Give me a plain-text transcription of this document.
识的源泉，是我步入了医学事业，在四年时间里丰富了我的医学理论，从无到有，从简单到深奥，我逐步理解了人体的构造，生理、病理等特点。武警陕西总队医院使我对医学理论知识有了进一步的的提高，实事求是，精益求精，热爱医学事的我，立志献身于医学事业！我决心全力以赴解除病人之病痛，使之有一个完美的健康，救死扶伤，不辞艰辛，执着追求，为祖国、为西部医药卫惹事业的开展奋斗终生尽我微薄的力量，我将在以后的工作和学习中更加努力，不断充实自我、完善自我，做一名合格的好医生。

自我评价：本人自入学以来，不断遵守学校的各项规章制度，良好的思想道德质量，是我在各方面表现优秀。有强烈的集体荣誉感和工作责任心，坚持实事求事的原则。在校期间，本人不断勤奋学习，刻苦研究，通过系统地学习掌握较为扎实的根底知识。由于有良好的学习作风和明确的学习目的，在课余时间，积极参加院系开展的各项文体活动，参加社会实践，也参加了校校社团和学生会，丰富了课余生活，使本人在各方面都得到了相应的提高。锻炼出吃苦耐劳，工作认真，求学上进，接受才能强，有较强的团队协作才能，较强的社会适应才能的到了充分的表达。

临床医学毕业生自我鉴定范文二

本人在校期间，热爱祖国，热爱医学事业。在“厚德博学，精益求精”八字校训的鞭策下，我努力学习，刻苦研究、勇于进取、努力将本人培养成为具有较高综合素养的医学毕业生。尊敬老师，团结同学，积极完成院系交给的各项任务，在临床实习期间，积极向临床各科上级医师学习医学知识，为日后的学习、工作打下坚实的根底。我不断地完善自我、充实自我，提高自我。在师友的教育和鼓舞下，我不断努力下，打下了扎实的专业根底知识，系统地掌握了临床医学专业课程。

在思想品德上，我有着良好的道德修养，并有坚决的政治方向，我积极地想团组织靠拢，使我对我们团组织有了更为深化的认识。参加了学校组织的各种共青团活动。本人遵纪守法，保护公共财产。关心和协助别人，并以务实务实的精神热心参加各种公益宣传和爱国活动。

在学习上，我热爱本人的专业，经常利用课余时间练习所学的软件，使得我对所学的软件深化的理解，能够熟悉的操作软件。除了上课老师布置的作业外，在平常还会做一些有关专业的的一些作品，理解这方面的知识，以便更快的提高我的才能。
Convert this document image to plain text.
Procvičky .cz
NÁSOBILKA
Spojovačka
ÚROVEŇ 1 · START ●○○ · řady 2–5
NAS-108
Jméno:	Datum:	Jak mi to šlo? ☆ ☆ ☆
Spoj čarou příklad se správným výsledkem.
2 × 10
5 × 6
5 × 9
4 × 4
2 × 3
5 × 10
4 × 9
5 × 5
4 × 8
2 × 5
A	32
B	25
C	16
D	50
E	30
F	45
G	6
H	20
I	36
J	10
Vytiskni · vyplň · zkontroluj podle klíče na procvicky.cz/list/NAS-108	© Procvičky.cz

**Brief:**
Scan the listing above. Collect all lines with the word "text".

**Reply to the task:**
Give me a plain-text transcription of this document.
Convert this document image to plain text.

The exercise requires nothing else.